» **INFORMATION GIVEN**:
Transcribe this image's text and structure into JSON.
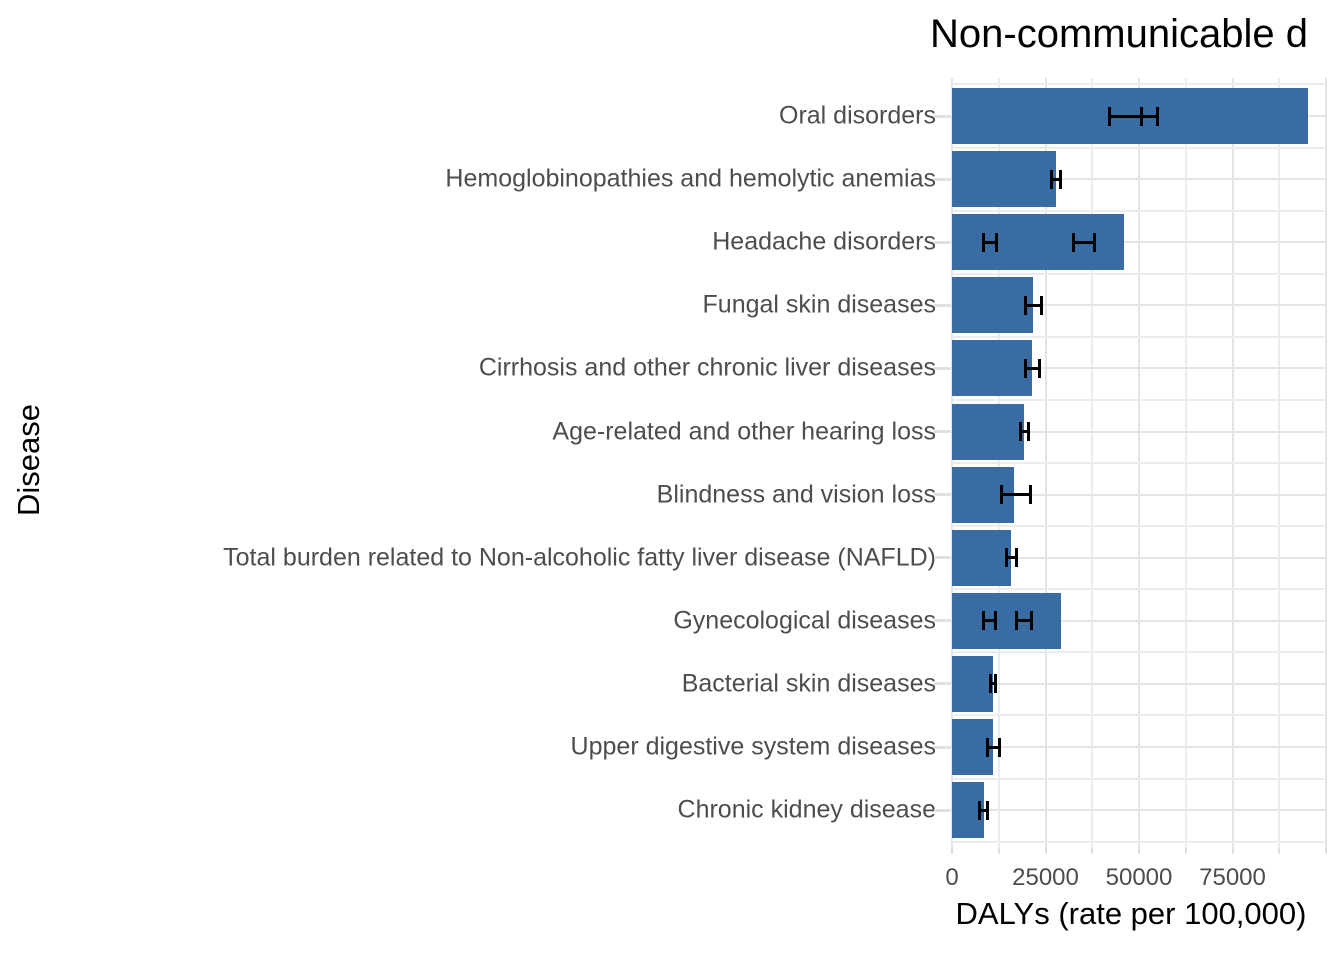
{
  "title": "Non-communicable d",
  "axes": {
    "x_label": "DALYs (rate per 100,000)",
    "y_label": "Disease"
  },
  "colors": {
    "bar": "#396CA3",
    "grid_major": "#E4E4E4",
    "grid_minor": "#ECECEC",
    "axis_tick": "#E0E0E0",
    "tick_text": "#4D4D4D",
    "error_bar": "#000000",
    "title_text": "#000000"
  },
  "chart_data": {
    "type": "bar",
    "orientation": "horizontal",
    "title": "Non-communicable d",
    "xlabel": "DALYs (rate per 100,000)",
    "ylabel": "Disease",
    "xlim": [
      0,
      100000
    ],
    "x_ticks": [
      0,
      25000,
      50000,
      75000
    ],
    "x_tick_labels": [
      "0",
      "25000",
      "50000",
      "75000"
    ],
    "grid_step_minor": 12500,
    "grid": true,
    "legend": false,
    "categories": [
      "Oral disorders",
      "Hemoglobinopathies and hemolytic anemias",
      "Headache disorders",
      "Fungal skin diseases",
      "Cirrhosis and other chronic liver diseases",
      "Age-related and other hearing loss",
      "Blindness and vision loss",
      "Total burden related to Non-alcoholic fatty liver disease (NAFLD)",
      "Gynecological diseases",
      "Bacterial skin diseases",
      "Upper digestive system diseases",
      "Chronic kidney disease"
    ],
    "values": [
      95300,
      27800,
      45900,
      21600,
      21500,
      19300,
      16600,
      15800,
      29100,
      10900,
      10900,
      8500
    ],
    "error_bars": [
      [
        [
          42200,
          50700
        ],
        [
          50700,
          54900
        ]
      ],
      [
        [
          26700,
          28900
        ]
      ],
      [
        [
          8400,
          12000
        ],
        [
          32400,
          38200
        ]
      ],
      [
        [
          19600,
          24000
        ]
      ],
      [
        [
          19600,
          23500
        ]
      ],
      [
        [
          18200,
          20500
        ]
      ],
      [
        [
          13300,
          20900
        ]
      ],
      [
        [
          14700,
          17300
        ]
      ],
      [
        [
          8400,
          11500
        ],
        [
          17300,
          21300
        ]
      ],
      [
        [
          10200,
          11500
        ]
      ],
      [
        [
          9500,
          12700
        ]
      ],
      [
        [
          7400,
          9500
        ]
      ]
    ]
  }
}
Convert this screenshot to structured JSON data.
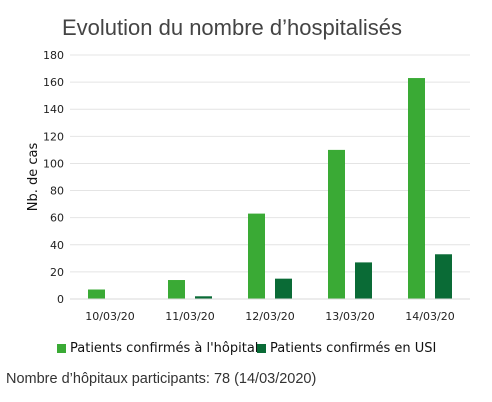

» **TASK REQUIREMENTS**: Determine how many lines of the listing hold the word "liver", then write only that number.

» **EXERCISE RESULT**: 2